╔══
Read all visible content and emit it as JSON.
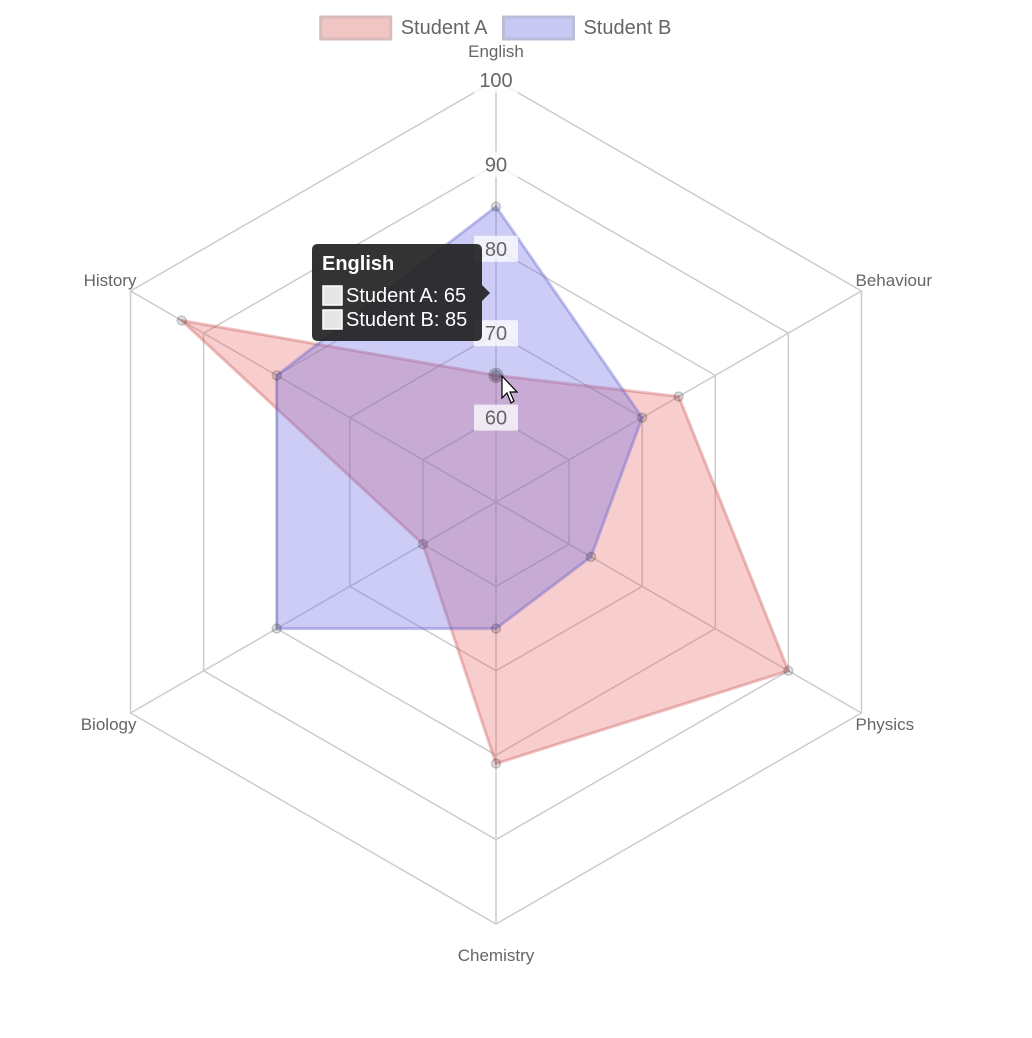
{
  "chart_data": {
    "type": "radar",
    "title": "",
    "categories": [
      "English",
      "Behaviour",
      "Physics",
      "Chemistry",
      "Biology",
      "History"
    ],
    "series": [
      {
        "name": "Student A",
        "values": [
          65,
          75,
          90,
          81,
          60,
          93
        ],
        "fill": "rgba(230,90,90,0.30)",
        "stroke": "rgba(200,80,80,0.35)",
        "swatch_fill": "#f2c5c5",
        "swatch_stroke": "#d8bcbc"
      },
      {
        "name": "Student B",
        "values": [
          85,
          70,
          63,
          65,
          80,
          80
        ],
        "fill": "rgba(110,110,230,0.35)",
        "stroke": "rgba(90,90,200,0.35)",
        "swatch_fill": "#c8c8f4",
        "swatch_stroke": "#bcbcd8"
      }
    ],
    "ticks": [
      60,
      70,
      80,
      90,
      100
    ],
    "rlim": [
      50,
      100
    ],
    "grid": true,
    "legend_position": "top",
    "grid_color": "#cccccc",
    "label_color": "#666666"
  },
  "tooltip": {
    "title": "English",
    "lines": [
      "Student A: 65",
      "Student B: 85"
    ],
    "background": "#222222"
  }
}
╚══
╔══
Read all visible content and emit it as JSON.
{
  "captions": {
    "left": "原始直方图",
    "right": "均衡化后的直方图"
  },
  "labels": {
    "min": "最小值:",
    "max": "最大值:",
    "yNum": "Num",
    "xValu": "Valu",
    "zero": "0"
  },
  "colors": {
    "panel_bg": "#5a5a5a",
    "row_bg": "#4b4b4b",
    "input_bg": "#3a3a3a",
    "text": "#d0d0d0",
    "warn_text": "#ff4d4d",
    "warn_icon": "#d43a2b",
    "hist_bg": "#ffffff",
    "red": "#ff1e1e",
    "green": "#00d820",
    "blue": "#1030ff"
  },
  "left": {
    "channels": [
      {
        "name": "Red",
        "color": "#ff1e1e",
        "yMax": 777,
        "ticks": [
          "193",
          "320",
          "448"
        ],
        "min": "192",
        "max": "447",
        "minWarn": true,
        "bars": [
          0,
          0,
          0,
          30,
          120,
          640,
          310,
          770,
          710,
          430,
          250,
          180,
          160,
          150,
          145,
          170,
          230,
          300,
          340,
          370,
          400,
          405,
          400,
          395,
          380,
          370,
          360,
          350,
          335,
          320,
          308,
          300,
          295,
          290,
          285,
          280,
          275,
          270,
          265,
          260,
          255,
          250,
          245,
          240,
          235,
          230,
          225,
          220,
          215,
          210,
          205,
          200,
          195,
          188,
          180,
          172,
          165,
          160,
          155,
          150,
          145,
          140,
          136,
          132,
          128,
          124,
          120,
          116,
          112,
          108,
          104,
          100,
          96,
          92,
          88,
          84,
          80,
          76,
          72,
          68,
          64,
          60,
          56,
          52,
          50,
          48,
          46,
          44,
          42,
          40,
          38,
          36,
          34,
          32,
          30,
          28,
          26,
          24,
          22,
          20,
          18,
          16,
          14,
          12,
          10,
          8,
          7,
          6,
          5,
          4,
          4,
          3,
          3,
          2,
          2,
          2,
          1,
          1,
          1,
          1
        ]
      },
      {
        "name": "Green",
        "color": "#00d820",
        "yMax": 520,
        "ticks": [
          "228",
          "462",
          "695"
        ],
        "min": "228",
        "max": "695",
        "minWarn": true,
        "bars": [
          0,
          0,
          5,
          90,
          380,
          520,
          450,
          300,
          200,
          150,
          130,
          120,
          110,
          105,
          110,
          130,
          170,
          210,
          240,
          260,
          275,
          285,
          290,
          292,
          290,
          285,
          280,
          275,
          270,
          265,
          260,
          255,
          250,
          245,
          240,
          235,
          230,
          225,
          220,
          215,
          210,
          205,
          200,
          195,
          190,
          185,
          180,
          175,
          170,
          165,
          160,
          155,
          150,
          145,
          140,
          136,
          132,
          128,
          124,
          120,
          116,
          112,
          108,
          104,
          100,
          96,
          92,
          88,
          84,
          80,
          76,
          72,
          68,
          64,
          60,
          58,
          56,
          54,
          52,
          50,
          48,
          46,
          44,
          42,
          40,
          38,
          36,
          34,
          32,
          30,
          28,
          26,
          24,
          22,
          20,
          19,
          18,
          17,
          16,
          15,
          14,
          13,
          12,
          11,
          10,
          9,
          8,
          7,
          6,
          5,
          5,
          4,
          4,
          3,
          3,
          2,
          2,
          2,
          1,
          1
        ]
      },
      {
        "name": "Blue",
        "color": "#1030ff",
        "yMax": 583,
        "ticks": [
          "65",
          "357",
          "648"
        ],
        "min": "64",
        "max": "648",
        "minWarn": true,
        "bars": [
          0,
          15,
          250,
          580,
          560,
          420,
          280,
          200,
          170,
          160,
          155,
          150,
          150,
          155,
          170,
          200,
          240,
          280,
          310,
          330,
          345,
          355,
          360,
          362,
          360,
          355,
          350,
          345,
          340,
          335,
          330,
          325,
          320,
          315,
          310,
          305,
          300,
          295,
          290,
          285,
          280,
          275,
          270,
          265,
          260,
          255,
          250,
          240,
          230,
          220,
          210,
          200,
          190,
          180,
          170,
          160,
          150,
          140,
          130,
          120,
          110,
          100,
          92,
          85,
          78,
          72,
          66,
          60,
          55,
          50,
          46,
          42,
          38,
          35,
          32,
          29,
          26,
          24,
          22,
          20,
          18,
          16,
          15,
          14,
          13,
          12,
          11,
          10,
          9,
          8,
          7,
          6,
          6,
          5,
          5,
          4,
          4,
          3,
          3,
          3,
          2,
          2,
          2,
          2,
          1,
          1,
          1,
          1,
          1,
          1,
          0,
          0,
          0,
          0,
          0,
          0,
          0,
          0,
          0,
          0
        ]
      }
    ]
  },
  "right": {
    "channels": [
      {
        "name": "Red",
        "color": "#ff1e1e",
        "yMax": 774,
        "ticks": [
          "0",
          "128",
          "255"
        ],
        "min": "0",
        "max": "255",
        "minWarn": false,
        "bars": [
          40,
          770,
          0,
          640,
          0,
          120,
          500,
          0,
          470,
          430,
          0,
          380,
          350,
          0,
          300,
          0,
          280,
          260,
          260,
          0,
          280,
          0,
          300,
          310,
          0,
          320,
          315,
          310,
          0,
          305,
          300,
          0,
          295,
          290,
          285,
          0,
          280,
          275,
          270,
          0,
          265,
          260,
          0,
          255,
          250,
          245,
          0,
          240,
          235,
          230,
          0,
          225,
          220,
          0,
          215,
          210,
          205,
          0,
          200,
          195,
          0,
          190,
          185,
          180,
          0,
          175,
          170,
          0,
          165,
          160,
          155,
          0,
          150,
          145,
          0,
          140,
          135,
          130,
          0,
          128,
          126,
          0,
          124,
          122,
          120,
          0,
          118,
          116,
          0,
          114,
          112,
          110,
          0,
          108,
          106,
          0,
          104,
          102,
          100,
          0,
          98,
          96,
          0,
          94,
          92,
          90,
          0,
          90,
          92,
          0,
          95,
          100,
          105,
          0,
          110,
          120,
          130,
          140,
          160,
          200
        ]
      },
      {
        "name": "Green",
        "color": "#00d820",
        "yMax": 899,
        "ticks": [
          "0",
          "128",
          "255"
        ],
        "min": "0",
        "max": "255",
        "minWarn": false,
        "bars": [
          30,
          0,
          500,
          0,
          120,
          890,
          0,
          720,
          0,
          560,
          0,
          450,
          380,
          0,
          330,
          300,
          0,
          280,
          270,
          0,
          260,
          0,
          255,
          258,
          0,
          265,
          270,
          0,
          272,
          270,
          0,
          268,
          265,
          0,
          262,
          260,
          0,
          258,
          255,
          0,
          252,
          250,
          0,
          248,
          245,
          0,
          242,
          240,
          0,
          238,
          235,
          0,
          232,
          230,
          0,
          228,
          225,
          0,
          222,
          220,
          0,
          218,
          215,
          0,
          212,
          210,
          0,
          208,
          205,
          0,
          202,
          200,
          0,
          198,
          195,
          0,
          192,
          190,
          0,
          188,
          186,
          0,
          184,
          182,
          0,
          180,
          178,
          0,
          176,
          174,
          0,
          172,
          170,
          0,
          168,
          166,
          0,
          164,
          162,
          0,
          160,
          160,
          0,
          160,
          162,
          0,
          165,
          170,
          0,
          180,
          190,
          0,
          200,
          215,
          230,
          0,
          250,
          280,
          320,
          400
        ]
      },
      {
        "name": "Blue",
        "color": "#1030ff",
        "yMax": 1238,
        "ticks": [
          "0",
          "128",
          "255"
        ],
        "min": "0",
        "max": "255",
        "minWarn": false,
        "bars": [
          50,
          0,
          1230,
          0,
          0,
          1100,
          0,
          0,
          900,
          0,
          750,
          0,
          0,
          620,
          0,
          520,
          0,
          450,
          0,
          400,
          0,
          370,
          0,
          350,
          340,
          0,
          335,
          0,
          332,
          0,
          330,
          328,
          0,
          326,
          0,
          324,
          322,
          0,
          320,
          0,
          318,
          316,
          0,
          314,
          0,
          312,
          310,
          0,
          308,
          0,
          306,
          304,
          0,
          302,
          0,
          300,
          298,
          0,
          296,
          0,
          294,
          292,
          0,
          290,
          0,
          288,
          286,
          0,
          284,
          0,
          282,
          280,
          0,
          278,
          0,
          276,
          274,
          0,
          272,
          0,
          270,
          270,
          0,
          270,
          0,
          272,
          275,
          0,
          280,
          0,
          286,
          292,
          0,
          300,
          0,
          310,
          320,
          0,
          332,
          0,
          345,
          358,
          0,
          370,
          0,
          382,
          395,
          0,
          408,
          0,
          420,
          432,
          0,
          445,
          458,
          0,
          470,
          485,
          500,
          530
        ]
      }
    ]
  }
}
╚══
_Task to carry out_:
Pull every line containing the word "yMax" out of the material.

_Correct answer_:
        "yMax": 777,
        "yMax": 520,
        "yMax": 583,
        "yMax": 774,
        "yMax": 899,
        "yMax": 1238,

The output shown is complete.